*Data shown*.
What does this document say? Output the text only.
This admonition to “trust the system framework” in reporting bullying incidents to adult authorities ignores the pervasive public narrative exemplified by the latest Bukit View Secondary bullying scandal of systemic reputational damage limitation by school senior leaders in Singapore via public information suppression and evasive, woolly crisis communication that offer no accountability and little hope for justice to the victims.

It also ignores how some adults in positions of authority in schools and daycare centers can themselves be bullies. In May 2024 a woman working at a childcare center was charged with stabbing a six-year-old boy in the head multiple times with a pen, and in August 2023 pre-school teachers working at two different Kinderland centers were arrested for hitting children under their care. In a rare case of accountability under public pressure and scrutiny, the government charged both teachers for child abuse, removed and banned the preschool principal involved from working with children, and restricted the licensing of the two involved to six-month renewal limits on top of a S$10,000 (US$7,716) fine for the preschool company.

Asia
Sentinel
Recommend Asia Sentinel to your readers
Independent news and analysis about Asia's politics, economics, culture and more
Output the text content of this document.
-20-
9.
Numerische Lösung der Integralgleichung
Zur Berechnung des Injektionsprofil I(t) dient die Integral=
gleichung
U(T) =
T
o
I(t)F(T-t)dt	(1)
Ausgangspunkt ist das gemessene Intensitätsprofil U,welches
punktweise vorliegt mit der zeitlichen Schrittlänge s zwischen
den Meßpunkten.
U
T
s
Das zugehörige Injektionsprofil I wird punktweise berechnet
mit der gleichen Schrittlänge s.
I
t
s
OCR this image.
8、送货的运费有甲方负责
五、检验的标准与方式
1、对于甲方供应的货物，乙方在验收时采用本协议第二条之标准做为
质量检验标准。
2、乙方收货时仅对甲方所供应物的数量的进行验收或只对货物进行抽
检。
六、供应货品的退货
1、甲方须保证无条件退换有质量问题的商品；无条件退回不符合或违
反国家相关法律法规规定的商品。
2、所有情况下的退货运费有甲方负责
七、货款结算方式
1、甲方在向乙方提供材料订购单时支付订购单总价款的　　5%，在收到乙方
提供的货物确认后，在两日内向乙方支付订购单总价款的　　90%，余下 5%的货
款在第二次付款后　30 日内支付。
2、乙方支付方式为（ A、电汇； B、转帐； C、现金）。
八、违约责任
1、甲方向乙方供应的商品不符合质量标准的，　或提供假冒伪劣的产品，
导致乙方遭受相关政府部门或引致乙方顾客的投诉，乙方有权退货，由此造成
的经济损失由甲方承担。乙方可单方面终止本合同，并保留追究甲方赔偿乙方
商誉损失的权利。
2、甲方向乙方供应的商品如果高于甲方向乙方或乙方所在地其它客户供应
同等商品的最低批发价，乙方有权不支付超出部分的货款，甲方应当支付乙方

*What is required*.
Find the word "Asia" in the entries, and copy every line it shows up in.

*Finished task*.
Asia
Recommend Asia Sentinel to your readers
Independent news and analysis about Asia's politics, economics, culture and more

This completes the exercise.